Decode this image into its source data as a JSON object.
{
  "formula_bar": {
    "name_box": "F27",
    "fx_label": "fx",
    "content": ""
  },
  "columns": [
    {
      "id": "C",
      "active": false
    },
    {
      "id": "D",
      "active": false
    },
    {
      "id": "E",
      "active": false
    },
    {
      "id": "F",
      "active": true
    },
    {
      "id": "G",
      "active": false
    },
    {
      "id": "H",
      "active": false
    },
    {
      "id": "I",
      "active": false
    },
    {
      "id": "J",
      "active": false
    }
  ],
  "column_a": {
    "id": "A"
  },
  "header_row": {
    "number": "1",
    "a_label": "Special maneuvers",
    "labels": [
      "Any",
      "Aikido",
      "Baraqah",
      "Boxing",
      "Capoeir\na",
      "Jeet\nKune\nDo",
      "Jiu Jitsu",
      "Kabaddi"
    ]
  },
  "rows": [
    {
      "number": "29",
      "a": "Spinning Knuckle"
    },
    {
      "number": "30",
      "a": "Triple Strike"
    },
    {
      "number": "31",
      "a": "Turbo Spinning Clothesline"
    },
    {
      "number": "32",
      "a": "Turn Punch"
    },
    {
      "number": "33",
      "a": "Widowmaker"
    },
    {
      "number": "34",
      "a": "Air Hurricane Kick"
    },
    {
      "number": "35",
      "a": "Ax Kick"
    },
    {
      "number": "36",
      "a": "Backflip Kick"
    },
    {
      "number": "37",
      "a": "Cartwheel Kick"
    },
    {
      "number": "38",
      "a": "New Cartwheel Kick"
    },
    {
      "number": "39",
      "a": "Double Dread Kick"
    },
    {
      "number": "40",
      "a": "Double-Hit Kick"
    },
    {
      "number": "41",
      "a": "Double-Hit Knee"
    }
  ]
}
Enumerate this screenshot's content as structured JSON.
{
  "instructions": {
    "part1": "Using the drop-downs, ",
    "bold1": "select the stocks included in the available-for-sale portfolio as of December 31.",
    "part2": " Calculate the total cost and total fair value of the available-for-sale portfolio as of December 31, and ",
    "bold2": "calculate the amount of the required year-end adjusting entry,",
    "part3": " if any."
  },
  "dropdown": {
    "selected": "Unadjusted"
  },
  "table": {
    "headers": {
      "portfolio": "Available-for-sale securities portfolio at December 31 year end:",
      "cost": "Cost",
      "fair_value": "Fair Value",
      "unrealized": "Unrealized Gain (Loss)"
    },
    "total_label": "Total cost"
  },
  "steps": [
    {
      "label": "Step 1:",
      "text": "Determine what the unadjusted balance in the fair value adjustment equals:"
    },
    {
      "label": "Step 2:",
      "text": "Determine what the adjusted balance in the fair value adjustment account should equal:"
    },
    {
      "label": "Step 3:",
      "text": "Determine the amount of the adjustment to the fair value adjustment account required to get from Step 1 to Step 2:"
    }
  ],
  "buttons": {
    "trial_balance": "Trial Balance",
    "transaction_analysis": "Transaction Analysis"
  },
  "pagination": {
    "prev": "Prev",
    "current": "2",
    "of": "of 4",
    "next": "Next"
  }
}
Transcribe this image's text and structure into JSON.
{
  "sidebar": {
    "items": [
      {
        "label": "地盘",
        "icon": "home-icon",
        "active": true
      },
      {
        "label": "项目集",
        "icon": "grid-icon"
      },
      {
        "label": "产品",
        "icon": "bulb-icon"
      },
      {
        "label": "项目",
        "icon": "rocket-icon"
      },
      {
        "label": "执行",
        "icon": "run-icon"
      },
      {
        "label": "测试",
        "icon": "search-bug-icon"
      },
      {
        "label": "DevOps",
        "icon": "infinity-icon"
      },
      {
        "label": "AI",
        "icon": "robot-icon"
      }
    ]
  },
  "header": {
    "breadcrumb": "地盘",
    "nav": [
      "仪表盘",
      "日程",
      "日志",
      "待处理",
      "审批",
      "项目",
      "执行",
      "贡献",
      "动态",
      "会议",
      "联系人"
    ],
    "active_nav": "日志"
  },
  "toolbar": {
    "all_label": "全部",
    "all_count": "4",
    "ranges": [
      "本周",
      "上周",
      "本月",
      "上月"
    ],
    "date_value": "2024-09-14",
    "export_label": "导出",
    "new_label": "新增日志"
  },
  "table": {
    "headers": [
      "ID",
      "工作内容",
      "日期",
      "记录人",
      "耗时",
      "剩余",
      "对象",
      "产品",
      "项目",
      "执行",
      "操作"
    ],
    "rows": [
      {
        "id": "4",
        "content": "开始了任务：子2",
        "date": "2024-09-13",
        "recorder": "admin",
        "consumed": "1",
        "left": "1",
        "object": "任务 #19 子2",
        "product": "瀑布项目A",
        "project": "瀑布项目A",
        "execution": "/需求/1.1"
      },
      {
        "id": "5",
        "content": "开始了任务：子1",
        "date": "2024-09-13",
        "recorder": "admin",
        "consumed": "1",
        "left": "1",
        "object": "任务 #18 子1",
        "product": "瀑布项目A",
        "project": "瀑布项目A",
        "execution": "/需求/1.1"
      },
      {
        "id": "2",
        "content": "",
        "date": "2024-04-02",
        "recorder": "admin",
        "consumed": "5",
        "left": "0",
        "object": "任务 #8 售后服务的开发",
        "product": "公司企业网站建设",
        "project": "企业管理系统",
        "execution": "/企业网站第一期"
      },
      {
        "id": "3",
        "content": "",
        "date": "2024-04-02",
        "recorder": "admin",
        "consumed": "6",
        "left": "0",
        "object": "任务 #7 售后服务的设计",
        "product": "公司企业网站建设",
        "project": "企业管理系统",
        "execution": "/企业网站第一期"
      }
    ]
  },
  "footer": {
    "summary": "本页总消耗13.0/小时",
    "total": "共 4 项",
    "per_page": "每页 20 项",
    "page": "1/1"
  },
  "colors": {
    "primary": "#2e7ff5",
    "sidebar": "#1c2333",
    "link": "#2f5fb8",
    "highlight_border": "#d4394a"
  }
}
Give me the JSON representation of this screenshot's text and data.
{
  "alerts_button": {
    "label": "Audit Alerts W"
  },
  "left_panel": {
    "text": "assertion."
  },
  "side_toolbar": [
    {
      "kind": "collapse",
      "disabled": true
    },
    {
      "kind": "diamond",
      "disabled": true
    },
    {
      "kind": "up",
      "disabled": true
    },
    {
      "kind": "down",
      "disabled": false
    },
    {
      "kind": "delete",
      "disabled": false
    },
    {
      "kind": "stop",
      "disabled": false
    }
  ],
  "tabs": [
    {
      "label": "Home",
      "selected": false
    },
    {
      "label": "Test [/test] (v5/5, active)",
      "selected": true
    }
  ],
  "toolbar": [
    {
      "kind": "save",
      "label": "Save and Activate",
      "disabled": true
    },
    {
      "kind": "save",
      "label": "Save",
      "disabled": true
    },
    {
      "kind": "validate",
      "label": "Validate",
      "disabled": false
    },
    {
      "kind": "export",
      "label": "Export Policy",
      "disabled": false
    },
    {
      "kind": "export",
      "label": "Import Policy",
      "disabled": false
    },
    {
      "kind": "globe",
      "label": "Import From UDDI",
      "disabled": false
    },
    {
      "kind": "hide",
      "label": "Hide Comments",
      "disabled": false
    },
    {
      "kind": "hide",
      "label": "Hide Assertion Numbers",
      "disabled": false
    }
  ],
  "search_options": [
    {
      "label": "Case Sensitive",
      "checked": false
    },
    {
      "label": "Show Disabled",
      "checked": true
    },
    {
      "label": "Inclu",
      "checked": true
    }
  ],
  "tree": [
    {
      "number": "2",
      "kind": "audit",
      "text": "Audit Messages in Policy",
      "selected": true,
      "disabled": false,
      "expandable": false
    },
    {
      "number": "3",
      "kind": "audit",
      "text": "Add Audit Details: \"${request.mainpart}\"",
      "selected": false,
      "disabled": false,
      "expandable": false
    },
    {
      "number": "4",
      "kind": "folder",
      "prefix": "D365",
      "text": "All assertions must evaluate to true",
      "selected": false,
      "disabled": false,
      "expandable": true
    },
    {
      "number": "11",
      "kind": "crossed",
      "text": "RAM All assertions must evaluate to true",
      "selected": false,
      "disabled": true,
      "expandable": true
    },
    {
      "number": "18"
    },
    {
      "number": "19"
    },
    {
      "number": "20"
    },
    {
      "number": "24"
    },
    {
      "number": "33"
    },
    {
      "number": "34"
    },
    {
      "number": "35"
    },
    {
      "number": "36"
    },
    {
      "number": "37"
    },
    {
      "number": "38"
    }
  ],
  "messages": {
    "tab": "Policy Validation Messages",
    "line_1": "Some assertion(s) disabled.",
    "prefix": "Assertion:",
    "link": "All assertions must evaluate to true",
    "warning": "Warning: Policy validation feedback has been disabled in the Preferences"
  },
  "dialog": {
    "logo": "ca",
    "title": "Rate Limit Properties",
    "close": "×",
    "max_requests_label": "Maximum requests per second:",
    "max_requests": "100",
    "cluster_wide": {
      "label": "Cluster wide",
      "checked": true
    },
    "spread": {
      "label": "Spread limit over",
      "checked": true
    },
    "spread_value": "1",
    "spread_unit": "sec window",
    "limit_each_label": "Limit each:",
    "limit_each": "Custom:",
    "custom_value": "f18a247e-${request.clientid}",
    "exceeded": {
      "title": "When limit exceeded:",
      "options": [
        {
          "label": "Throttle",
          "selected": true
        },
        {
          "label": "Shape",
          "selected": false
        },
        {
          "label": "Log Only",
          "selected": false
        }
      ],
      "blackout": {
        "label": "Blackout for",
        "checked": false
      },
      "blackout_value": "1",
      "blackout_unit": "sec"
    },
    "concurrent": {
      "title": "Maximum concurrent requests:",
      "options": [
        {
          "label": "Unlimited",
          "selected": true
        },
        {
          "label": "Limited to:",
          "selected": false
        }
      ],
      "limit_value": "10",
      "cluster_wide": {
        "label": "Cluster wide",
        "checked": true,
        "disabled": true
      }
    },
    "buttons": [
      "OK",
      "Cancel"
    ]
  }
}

-------------------------

**Task directions**.
Find the word "cost" and list each line it appears in.

**The answer**.
    "part2": " Calculate the total cost and total fair value of the available-for-sale portfolio as of December 31, and ",
      "cost": "Cost",
    "total_label": "Total cost"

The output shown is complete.